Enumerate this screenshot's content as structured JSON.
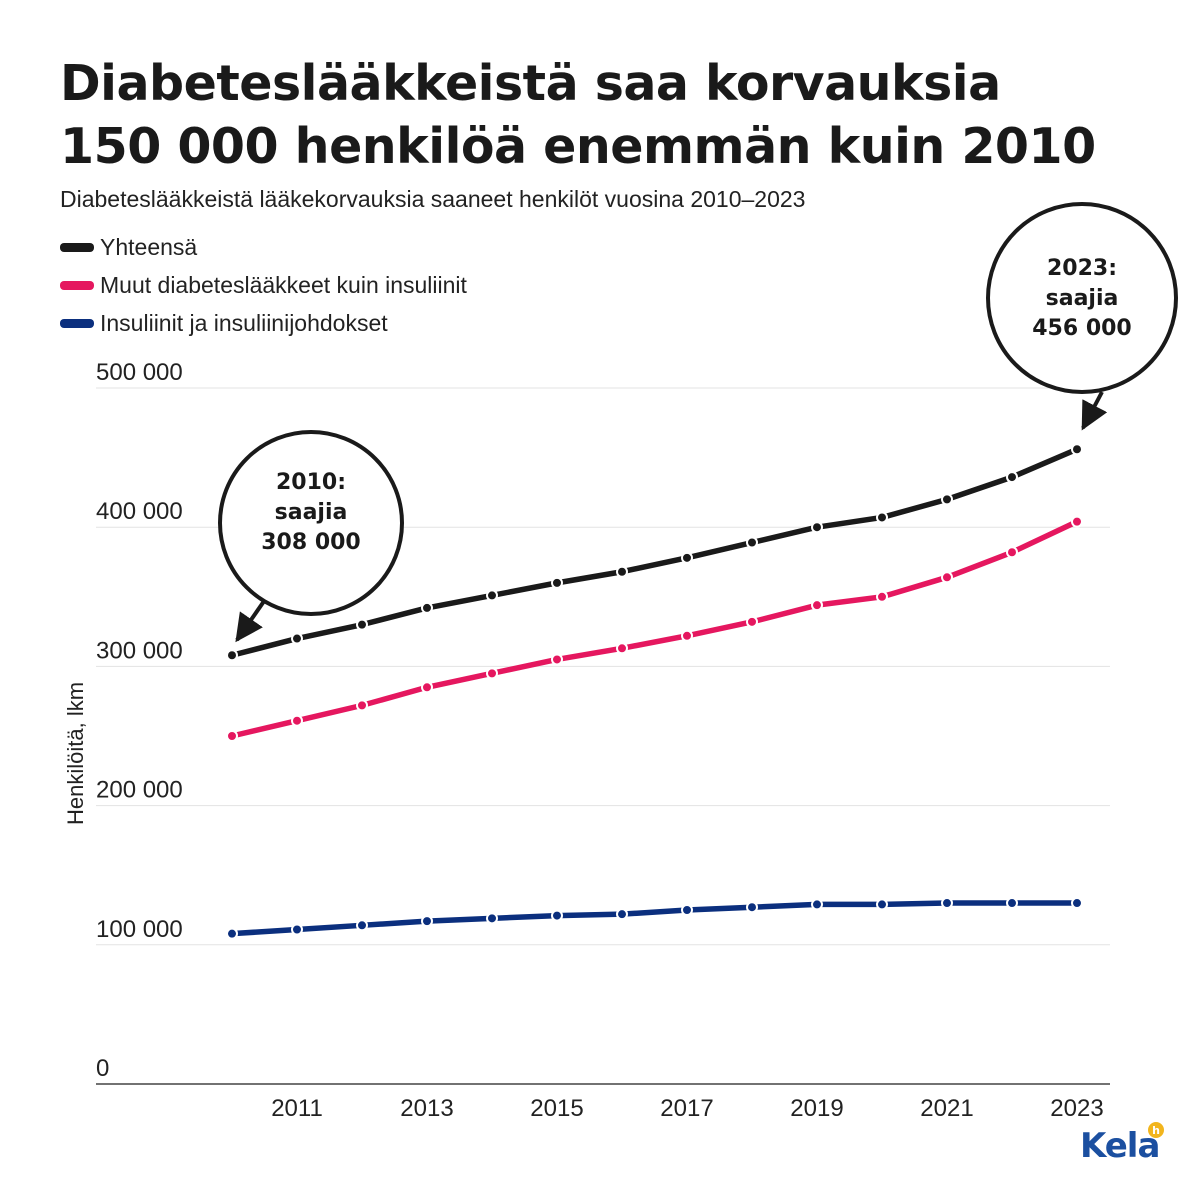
{
  "header": {
    "title_line1": "Diabeteslääkkeistä saa korvauksia",
    "title_line2": "150 000 henkilöä enemmän kuin 2010",
    "subtitle": "Diabeteslääkkeistä lääkekorvauksia saaneet henkilöt vuosina 2010–2023"
  },
  "legend": [
    {
      "label": "Yhteensä",
      "color": "#1a1a1a"
    },
    {
      "label": "Muut diabeteslääkkeet kuin insuliinit",
      "color": "#e5175f"
    },
    {
      "label": "Insuliinit ja insuliinijohdokset",
      "color": "#0b2f7e"
    }
  ],
  "annotations": {
    "start": {
      "year": "2010:",
      "label": "saajia",
      "value": "308 000"
    },
    "end": {
      "year": "2023:",
      "label": "saajia",
      "value": "456 000"
    }
  },
  "logo": {
    "text": "Kela",
    "icon": "kela-logo-icon"
  },
  "chart_data": {
    "type": "line",
    "x": [
      2010,
      2011,
      2012,
      2013,
      2014,
      2015,
      2016,
      2017,
      2018,
      2019,
      2020,
      2021,
      2022,
      2023
    ],
    "x_tick_labels": [
      "2011",
      "2013",
      "2015",
      "2017",
      "2019",
      "2021",
      "2023"
    ],
    "y_tick_labels": [
      "0",
      "100 000",
      "200 000",
      "300 000",
      "400 000",
      "500 000"
    ],
    "ylabel": "Henkilöitä, lkm",
    "ylim": [
      0,
      500000
    ],
    "grid": true,
    "series": [
      {
        "name": "Yhteensä",
        "color": "#1a1a1a",
        "values": [
          308000,
          320000,
          330000,
          342000,
          351000,
          360000,
          368000,
          378000,
          389000,
          400000,
          407000,
          420000,
          436000,
          456000
        ]
      },
      {
        "name": "Muut diabeteslääkkeet kuin insuliinit",
        "color": "#e5175f",
        "values": [
          250000,
          261000,
          272000,
          285000,
          295000,
          305000,
          313000,
          322000,
          332000,
          344000,
          350000,
          364000,
          382000,
          404000
        ]
      },
      {
        "name": "Insuliinit ja insuliinijohdokset",
        "color": "#0b2f7e",
        "values": [
          108000,
          111000,
          114000,
          117000,
          119000,
          121000,
          122000,
          125000,
          127000,
          129000,
          129000,
          130000,
          130000,
          130000
        ]
      }
    ]
  }
}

|---|

> **What is being asked**:
Return every line from the records above that holds the word "name".

> **The answer**:
        "name": "Yhteensä",
        "name": "Muut diabeteslääkkeet kuin insuliinit",
        "name": "Insuliinit ja insuliinijohdokset",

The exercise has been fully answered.